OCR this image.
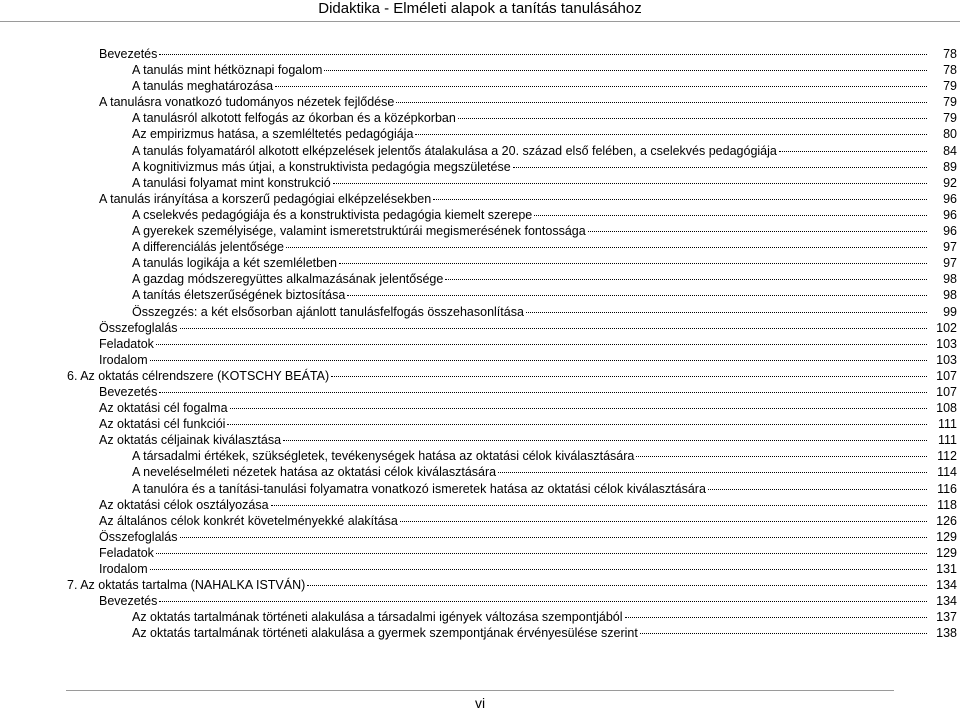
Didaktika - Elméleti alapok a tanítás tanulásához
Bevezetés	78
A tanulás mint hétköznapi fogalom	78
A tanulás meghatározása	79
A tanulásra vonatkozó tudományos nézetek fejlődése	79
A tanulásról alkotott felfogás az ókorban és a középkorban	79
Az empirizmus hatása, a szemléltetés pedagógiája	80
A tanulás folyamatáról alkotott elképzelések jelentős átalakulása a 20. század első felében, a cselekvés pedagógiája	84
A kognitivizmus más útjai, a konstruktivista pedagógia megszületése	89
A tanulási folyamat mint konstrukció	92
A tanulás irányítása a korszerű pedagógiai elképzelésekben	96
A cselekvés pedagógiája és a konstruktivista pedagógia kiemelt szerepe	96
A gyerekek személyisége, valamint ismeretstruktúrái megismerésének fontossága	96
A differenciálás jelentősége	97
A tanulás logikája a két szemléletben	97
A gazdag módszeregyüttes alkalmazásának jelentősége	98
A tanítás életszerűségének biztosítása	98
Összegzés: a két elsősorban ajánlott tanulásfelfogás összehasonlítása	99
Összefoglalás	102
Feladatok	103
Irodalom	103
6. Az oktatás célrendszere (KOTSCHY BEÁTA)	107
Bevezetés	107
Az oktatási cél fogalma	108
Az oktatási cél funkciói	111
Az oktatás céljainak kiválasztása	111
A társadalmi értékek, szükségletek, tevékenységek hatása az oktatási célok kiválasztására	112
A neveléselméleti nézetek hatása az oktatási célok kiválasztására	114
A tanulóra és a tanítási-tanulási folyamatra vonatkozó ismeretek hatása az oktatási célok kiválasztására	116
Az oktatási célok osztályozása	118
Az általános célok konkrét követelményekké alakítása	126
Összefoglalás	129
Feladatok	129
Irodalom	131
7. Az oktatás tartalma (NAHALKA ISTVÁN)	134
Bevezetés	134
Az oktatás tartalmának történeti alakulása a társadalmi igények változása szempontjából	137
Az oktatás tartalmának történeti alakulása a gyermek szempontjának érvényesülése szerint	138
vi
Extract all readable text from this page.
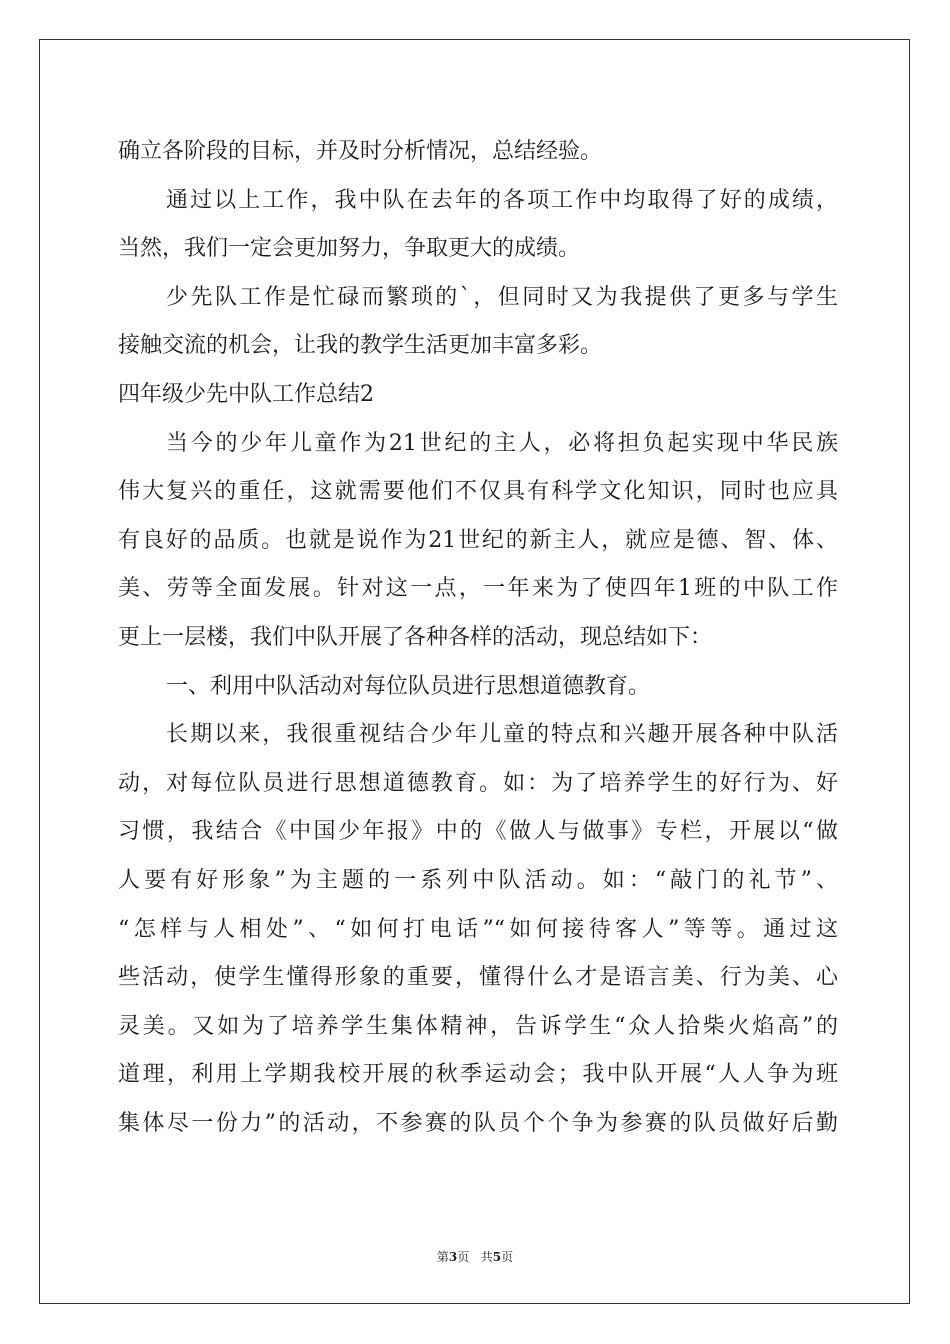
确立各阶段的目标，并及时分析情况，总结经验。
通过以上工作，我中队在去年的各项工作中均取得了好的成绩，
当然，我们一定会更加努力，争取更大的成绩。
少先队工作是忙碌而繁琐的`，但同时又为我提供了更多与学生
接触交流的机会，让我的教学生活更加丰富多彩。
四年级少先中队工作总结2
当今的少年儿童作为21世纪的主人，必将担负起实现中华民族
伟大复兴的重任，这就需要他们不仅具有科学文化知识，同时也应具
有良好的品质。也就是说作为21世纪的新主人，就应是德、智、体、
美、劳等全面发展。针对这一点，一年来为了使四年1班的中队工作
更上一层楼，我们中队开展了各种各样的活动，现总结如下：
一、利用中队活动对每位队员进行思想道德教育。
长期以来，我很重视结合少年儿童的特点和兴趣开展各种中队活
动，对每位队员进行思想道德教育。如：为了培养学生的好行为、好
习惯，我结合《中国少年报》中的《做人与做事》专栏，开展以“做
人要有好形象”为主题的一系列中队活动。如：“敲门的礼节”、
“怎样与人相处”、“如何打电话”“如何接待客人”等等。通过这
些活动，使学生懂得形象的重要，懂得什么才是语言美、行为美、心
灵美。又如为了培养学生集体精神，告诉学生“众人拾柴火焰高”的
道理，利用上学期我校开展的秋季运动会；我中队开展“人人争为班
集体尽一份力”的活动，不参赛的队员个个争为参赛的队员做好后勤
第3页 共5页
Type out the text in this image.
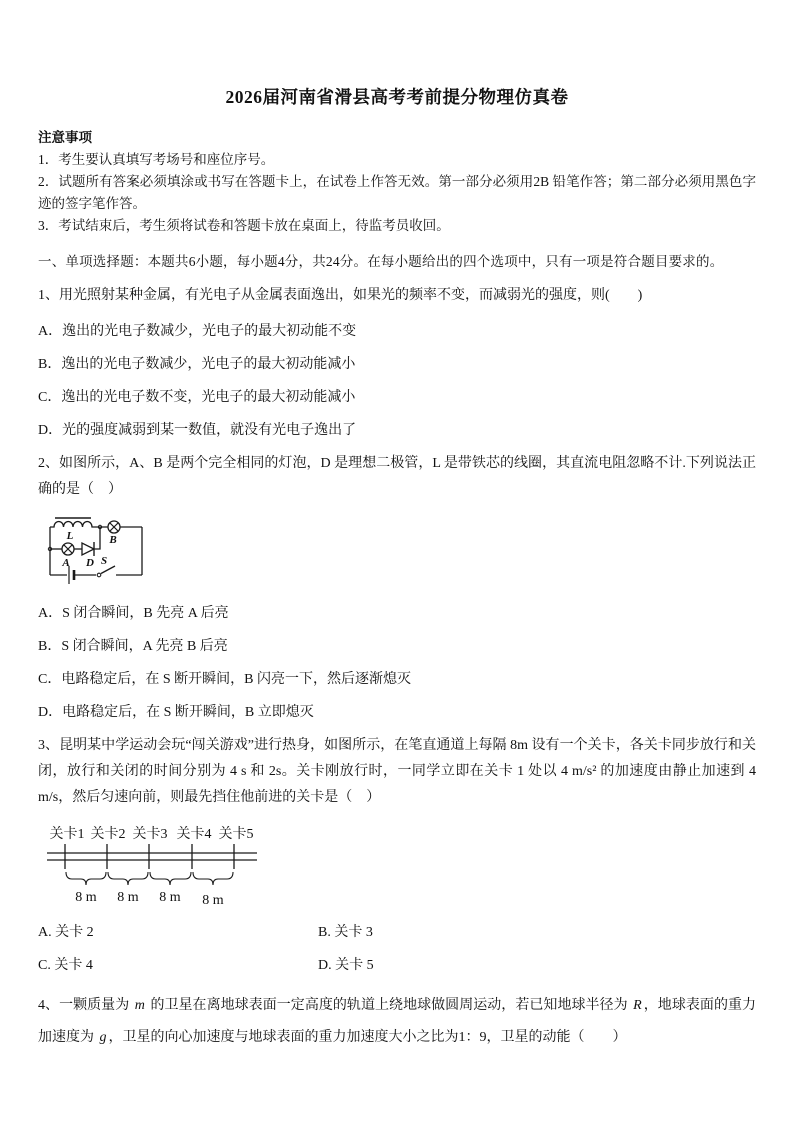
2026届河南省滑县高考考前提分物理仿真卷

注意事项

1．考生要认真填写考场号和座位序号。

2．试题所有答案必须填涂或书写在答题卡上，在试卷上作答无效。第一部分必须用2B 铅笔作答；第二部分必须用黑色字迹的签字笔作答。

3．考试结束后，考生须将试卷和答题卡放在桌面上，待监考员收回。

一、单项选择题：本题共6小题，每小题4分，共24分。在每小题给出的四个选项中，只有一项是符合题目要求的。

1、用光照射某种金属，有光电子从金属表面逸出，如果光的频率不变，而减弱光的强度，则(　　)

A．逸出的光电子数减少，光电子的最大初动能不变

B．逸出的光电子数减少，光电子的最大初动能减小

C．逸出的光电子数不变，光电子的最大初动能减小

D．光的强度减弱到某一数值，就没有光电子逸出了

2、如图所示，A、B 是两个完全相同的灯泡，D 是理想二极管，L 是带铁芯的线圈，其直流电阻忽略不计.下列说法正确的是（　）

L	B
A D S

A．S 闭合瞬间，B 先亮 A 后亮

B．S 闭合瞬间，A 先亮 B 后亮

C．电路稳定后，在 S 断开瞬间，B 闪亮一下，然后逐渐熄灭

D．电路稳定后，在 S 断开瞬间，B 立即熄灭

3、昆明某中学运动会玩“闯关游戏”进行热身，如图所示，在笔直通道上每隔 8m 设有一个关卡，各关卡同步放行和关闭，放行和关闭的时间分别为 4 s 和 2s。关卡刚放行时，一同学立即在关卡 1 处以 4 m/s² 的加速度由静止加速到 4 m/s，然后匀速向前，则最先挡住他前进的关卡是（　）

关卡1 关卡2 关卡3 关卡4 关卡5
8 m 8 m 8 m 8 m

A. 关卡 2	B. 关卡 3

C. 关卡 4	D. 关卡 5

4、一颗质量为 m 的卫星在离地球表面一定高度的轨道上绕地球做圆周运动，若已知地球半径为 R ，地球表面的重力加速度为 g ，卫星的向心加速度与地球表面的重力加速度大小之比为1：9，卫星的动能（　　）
----------
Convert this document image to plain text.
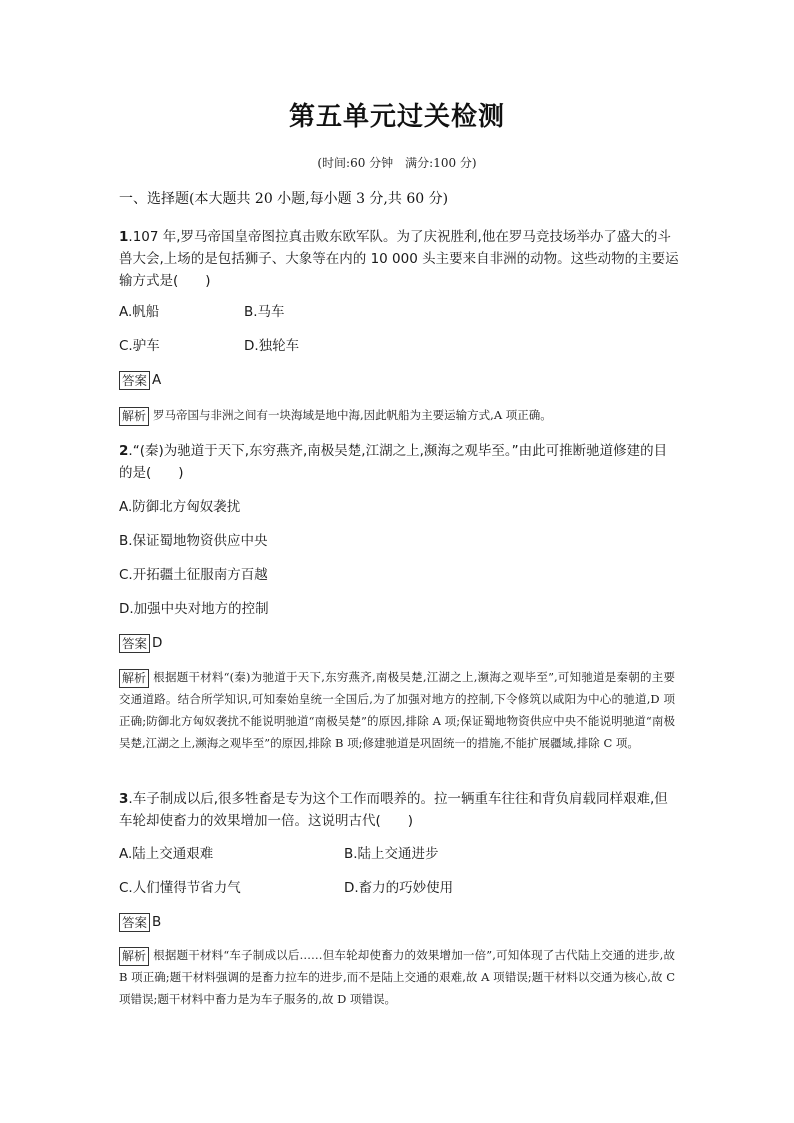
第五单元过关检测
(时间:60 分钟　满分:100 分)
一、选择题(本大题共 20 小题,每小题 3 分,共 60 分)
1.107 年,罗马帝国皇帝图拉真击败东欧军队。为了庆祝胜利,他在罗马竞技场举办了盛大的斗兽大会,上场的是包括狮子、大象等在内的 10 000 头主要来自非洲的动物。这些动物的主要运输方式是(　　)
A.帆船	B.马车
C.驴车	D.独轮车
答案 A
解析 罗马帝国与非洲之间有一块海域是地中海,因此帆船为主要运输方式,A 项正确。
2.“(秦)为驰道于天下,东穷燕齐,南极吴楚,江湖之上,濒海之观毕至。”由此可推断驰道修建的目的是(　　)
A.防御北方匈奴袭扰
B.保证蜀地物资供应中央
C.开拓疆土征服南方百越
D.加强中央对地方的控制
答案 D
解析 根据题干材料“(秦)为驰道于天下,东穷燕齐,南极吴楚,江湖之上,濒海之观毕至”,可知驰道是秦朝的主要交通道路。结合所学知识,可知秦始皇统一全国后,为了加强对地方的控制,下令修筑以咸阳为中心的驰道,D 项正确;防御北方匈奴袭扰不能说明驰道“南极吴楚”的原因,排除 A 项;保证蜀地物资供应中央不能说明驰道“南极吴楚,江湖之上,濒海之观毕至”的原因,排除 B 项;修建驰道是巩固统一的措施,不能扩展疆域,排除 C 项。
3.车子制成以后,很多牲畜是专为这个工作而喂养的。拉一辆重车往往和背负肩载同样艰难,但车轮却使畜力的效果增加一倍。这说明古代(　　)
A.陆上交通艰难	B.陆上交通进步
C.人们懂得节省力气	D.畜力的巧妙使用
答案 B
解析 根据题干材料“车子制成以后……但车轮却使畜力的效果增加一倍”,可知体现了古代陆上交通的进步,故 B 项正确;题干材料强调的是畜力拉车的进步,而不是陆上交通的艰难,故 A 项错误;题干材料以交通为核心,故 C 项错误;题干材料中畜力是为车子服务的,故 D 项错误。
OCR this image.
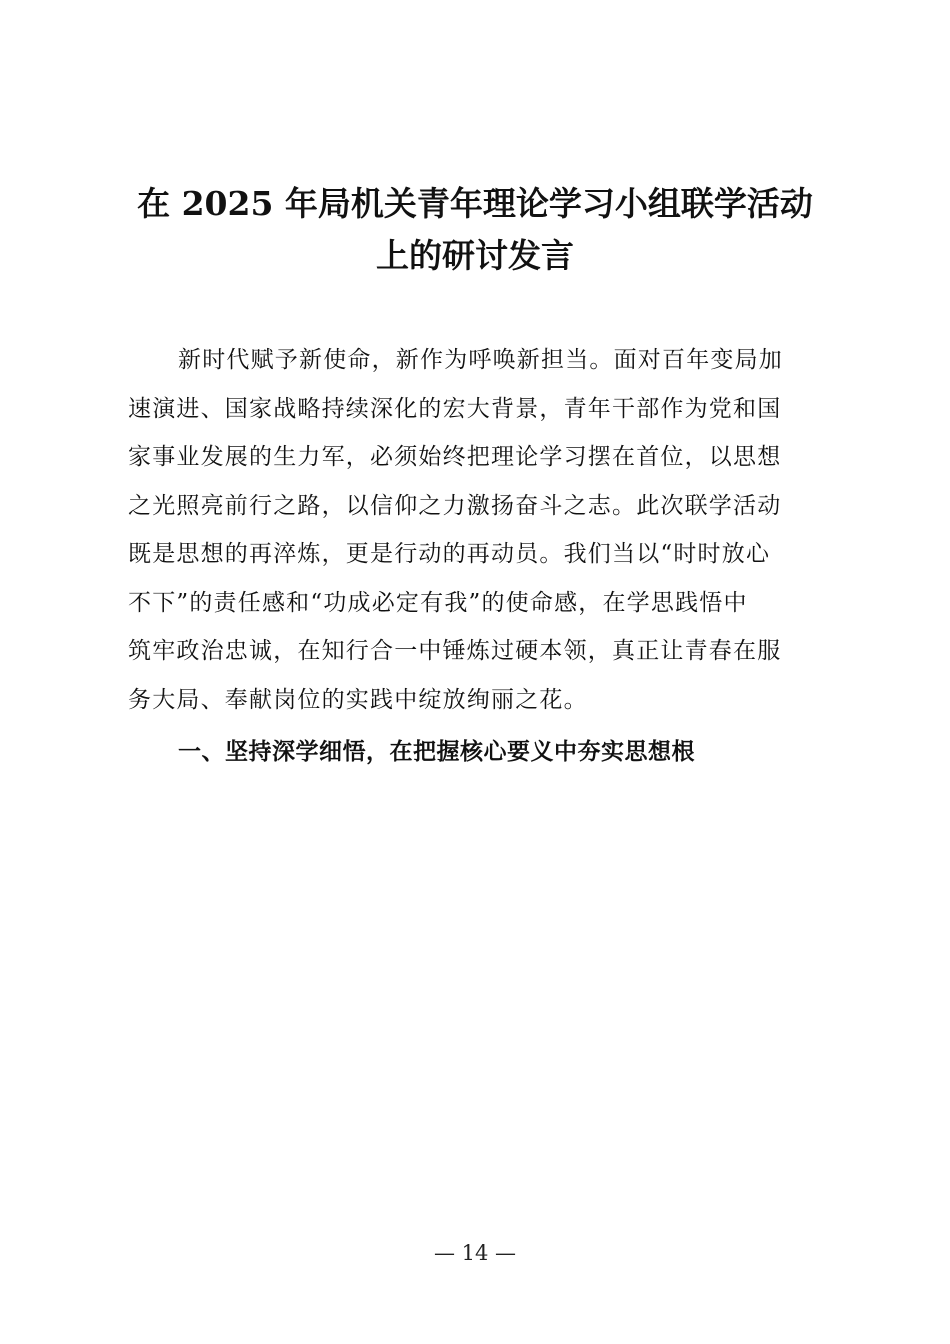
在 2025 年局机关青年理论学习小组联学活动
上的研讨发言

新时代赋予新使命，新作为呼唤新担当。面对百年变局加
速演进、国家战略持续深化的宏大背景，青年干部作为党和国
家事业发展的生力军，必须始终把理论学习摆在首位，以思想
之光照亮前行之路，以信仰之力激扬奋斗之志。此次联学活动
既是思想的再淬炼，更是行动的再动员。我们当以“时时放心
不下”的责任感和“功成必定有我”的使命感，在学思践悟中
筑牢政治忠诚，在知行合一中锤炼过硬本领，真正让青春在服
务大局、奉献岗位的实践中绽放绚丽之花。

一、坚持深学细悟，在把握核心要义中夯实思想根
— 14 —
----------
Goal -
In the entries above, find each line with the string "tanulási" and copy it.

Exercise solution -
A tanulási folyamat mint konstrukció	92
A tanulóra és a tanítási-tanulási folyamatra vonatkozó ismeretek hatása az oktatási célok kiválasztására	116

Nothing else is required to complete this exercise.